→ SHORT EXERCISE
Which lines below hold the word "Area"? Copy all of them.

→ RAW RECORDS
-*-*-

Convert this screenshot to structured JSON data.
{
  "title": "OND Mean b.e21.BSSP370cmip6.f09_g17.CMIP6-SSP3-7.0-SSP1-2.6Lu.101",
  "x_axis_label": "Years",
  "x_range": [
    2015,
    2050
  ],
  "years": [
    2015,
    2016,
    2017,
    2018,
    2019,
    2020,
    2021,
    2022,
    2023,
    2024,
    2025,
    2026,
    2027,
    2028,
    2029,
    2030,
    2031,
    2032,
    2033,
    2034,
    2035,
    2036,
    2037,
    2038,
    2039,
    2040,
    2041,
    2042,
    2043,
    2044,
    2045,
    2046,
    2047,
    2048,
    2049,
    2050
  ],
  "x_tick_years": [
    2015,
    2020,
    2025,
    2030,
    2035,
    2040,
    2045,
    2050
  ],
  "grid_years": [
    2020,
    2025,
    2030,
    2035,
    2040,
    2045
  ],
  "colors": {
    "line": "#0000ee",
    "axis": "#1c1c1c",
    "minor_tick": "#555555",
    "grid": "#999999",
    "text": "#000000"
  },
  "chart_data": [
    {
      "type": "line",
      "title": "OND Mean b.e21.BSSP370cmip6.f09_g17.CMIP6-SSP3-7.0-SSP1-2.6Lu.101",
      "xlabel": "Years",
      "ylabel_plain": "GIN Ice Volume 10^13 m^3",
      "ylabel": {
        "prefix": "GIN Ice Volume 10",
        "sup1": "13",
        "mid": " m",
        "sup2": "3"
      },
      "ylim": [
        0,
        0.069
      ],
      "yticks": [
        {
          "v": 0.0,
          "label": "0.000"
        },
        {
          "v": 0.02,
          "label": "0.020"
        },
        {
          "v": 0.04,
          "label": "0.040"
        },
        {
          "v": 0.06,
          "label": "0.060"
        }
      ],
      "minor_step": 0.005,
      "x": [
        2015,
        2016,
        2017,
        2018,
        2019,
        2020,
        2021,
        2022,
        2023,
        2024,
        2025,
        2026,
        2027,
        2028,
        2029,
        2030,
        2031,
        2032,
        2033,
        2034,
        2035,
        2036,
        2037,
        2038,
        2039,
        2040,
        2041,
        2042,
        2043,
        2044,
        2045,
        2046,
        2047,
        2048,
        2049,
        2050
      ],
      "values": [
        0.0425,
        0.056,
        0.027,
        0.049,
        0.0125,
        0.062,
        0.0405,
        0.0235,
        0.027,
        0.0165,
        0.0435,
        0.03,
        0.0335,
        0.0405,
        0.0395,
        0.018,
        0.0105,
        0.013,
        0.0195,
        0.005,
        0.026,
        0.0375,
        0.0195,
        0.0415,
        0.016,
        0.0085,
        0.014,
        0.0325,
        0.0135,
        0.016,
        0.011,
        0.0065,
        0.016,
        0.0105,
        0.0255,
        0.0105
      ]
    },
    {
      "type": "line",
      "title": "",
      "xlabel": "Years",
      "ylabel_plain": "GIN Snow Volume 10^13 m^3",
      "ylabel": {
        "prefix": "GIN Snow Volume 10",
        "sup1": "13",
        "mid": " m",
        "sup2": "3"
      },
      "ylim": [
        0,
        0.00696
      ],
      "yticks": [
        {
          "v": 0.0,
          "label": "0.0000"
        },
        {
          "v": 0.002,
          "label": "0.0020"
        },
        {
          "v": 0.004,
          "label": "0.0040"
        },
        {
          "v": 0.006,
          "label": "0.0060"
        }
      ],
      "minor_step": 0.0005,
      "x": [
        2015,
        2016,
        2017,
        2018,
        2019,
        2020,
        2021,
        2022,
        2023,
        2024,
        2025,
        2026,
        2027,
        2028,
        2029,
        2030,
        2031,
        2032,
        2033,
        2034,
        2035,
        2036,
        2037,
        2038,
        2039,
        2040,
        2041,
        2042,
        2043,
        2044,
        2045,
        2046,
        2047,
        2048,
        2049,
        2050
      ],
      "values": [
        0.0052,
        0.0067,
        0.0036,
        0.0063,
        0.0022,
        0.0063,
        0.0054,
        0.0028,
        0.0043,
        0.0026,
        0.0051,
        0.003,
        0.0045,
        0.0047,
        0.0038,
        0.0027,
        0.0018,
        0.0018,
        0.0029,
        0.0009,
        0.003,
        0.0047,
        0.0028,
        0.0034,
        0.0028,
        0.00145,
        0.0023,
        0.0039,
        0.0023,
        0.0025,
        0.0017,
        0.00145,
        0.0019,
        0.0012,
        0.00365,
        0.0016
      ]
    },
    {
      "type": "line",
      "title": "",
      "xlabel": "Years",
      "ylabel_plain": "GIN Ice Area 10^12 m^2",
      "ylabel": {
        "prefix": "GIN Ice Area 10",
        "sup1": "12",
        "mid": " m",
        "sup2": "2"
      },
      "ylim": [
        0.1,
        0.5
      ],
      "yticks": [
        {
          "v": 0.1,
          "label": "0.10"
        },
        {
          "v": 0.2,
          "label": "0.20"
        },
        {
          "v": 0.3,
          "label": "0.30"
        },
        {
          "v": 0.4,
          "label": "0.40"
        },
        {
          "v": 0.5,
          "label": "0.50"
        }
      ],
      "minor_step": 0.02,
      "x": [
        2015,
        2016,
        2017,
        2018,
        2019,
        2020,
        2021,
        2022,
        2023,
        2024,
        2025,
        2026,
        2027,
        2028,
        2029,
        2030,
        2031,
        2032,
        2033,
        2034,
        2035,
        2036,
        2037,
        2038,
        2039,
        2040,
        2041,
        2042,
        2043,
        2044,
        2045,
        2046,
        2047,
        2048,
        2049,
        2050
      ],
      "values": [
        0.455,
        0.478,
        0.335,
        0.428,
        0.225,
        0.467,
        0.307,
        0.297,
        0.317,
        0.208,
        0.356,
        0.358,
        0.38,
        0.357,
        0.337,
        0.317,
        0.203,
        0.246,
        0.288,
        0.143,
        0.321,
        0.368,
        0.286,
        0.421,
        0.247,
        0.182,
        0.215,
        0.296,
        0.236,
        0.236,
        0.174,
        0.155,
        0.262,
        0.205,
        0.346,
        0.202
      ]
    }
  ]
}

-*-*-

→ PROBLEM SOLUTION
      "ylabel_plain": "GIN Ice Area 10^12 m^2",
        "prefix": "GIN Ice Area 10",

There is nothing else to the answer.